WHAT TO DO –
Reproduce the data exactly.

# # # # # # #

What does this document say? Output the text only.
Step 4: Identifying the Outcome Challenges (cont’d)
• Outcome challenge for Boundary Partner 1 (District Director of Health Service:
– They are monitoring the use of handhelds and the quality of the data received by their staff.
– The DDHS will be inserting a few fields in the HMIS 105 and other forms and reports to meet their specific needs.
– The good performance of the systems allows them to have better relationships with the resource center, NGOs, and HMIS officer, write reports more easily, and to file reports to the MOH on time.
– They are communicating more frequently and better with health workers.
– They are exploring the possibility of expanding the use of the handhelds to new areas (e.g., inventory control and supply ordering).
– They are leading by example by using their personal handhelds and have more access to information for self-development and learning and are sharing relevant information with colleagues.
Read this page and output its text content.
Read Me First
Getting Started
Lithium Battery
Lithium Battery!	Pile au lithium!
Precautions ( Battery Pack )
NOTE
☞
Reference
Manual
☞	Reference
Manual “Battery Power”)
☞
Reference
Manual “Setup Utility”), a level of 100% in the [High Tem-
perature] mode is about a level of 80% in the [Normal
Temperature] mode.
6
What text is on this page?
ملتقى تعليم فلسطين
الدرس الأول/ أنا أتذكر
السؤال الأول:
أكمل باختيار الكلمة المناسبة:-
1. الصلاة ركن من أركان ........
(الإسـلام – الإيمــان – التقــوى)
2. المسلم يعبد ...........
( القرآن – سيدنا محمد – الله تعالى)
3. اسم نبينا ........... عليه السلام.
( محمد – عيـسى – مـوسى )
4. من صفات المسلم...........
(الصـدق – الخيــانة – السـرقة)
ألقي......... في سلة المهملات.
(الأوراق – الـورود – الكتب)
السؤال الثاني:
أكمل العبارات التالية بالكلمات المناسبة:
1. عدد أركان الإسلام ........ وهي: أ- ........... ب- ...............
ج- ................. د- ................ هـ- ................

# # # # # # #

WRITTEN RESPONSE –
What does this document say? Output the text only.
Step 4: Identifying the Outcome Challenges (cont’d)
• Outcome challenge for Boundary Partner 1 (District Director of Health Service:
– They are monitoring the use of handhelds and the quality of the data received by their staff.
– The DDHS will be inserting a few fields in the HMIS 105 and other forms and reports to meet their specific needs.
– The good performance of the systems allows them to have better relationships with the resource center, NGOs, and HMIS officer, write reports more easily, and to file reports to the MOH on time.
– They are communicating more frequently and better with health workers.
– They are exploring the possibility of expanding the use of the handhelds to new areas (e.g., inventory control and supply ordering).
– They are leading by example by using their personal handhelds and have more access to information for self-development and learning and are sharing relevant information with colleagues.
Read this page and output its text content.
Read Me First
Getting Started
Lithium Battery
Lithium Battery!	Pile au lithium!
Precautions ( Battery Pack )
NOTE
☞
Reference
Manual
☞	Reference
Manual “Battery Power”)
☞
Reference
Manual “Setup Utility”), a level of 100% in the [High Tem-
perature] mode is about a level of 80% in the [Normal
Temperature] mode.
6
What text is on this page?
ملتقى تعليم فلسطين
الدرس الأول/ أنا أتذكر
السؤال الأول:
أكمل باختيار الكلمة المناسبة:-
1. الصلاة ركن من أركان ........
(الإسـلام – الإيمــان – التقــوى)
2. المسلم يعبد ...........
( القرآن – سيدنا محمد – الله تعالى)
3. اسم نبينا ........... عليه السلام.
( محمد – عيـسى – مـوسى )
4. من صفات المسلم...........
(الصـدق – الخيــانة – السـرقة)
ألقي......... في سلة المهملات.
(الأوراق – الـورود – الكتب)
السؤال الثاني:
أكمل العبارات التالية بالكلمات المناسبة:
1. عدد أركان الإسلام ........ وهي: أ- ........... ب- ...............
ج- ................. د- ................ هـ- ................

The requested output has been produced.